__The task__
Using the records that follow, copy every line containing the word "failing".

>> Begin Records shown

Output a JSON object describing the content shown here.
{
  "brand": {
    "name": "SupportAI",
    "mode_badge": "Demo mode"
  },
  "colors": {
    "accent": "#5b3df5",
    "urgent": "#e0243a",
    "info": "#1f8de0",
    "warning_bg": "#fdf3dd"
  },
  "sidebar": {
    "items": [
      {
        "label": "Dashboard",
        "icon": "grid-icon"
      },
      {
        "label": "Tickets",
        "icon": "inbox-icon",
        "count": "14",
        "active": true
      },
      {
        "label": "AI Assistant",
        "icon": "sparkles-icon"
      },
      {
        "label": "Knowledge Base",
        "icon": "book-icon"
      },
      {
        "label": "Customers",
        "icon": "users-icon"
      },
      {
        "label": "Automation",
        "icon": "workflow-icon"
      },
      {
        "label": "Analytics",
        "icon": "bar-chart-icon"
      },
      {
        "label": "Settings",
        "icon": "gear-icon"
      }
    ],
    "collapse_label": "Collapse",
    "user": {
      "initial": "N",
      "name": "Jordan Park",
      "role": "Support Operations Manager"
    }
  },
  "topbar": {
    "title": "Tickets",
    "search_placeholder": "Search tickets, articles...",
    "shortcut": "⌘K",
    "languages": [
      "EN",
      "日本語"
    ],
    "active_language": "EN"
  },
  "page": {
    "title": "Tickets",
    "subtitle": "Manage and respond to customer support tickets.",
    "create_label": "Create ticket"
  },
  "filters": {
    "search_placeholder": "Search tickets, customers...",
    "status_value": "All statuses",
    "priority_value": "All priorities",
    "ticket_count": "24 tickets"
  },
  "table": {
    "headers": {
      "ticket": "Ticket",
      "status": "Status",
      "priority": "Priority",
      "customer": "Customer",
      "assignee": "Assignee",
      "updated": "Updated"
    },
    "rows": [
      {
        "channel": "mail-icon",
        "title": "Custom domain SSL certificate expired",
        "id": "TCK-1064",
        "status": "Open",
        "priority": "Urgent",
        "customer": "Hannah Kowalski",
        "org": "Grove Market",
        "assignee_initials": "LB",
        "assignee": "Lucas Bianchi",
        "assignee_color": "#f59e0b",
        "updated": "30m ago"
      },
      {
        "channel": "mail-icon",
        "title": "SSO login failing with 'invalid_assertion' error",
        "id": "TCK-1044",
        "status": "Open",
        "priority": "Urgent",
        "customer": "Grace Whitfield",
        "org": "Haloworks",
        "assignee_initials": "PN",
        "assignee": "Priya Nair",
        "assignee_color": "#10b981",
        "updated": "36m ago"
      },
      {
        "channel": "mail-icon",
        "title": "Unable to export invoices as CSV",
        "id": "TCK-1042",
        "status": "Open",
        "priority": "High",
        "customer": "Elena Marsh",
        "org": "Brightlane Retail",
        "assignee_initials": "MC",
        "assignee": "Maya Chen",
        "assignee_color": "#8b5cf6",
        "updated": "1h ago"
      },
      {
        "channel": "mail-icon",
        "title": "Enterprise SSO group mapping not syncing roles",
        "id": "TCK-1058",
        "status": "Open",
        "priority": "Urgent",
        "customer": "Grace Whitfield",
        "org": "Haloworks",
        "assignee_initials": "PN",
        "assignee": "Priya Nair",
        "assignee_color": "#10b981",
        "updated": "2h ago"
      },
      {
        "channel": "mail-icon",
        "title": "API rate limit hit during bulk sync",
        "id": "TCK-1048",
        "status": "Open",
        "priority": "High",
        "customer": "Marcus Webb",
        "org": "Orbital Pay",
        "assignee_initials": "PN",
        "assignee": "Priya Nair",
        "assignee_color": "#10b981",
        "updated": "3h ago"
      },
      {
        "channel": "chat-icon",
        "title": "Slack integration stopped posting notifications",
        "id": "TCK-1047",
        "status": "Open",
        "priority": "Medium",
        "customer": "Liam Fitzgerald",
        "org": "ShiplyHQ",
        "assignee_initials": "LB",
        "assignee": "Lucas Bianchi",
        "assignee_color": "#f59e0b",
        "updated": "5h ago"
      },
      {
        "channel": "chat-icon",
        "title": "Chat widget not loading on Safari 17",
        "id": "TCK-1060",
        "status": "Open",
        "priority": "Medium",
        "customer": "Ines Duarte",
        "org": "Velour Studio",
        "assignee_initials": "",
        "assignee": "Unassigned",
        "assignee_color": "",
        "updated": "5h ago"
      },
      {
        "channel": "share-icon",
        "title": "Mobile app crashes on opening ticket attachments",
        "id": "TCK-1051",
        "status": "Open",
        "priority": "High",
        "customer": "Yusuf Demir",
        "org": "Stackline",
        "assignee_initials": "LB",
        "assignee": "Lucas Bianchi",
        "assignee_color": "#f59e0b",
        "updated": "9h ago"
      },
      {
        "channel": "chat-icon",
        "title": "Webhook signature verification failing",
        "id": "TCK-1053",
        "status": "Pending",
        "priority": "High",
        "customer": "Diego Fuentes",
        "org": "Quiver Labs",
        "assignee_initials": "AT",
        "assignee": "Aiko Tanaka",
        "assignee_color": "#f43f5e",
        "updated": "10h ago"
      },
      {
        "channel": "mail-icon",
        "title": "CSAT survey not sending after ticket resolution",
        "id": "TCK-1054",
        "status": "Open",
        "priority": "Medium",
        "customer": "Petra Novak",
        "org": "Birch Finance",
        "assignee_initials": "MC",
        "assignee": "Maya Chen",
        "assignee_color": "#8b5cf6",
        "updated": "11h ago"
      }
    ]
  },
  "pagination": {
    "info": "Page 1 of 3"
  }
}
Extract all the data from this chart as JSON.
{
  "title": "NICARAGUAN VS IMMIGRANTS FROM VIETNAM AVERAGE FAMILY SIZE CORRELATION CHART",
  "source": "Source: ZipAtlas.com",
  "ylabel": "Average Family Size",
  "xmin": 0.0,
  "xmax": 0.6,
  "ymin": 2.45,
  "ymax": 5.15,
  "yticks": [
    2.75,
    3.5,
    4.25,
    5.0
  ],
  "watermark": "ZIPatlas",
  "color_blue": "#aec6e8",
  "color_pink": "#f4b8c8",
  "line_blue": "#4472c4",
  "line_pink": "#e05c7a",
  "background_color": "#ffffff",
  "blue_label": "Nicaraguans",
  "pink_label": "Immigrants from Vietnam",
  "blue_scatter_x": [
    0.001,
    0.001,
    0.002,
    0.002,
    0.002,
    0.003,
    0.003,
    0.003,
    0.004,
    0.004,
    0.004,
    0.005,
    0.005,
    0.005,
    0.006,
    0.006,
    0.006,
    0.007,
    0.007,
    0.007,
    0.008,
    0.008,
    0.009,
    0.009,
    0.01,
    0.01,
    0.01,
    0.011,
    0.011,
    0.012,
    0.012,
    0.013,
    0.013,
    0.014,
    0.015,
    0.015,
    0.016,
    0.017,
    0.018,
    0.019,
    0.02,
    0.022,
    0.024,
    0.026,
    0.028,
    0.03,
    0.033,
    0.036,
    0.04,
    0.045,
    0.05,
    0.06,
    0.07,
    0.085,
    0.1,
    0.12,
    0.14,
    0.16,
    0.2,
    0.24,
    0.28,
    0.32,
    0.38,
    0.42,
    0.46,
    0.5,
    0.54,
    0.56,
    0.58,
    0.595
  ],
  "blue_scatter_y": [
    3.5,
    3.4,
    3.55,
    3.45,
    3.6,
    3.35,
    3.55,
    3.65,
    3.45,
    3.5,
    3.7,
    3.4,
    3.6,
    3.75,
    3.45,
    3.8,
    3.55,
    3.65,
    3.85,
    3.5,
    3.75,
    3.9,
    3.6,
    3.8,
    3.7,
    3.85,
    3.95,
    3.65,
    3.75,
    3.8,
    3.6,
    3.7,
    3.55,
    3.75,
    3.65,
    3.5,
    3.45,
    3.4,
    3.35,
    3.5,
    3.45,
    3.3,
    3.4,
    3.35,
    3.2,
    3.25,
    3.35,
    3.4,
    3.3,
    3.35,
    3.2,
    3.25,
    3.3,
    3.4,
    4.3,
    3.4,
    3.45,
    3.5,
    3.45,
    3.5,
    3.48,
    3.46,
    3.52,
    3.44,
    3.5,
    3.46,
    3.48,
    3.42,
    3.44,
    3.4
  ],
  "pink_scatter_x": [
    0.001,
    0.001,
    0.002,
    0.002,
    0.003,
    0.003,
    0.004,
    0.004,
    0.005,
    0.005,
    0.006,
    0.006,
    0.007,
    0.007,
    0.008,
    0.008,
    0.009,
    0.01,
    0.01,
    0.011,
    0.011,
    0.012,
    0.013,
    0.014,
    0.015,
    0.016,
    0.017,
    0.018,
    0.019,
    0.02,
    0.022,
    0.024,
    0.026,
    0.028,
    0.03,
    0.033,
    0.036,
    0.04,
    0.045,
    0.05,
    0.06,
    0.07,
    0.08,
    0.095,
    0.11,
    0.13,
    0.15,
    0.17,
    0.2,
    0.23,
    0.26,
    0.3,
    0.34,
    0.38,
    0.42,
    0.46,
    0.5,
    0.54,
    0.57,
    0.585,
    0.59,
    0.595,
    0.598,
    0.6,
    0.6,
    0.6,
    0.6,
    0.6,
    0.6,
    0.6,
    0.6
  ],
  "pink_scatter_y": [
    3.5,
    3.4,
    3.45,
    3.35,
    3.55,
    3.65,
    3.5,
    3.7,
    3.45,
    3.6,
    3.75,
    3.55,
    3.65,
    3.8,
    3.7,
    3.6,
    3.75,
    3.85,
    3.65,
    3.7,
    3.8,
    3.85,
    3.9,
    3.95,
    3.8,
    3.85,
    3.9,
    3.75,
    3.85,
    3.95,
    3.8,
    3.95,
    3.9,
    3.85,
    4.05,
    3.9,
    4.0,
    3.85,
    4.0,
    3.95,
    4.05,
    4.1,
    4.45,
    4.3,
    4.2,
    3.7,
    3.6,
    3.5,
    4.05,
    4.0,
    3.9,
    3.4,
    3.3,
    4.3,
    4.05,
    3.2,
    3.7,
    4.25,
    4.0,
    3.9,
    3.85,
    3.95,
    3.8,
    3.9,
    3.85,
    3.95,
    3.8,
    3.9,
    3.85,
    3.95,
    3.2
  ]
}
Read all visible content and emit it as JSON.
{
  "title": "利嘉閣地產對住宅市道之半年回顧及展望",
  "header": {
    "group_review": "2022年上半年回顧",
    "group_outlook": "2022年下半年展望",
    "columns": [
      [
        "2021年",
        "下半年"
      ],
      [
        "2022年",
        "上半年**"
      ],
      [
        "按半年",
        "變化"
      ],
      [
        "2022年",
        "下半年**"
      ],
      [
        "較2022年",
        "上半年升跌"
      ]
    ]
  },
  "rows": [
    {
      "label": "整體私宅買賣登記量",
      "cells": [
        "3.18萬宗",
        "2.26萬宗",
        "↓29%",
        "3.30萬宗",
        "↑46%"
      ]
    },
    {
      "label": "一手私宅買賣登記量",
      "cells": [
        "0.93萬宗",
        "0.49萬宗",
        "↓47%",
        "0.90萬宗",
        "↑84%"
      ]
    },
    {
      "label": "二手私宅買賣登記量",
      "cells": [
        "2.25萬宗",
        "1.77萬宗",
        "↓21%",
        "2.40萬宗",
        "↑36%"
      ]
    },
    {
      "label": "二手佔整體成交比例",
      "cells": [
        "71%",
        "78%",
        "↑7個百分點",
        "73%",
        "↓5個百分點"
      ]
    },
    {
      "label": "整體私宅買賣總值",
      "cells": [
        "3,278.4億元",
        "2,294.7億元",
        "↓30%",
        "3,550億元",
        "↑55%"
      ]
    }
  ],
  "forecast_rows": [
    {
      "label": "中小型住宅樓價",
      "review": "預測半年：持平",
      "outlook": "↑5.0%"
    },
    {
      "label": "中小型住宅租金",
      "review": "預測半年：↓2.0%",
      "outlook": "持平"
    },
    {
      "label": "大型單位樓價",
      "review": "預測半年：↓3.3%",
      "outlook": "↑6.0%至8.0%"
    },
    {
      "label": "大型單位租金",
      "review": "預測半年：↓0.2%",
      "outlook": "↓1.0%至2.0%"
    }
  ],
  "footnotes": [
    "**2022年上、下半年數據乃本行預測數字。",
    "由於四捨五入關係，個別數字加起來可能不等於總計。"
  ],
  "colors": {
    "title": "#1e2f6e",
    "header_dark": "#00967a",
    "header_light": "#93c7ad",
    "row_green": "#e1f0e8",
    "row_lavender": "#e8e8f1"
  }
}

>> End Records shown

__Reply__
        "title": "SSO login failing with 'invalid_assertion' error",
        "title": "Webhook signature verification failing",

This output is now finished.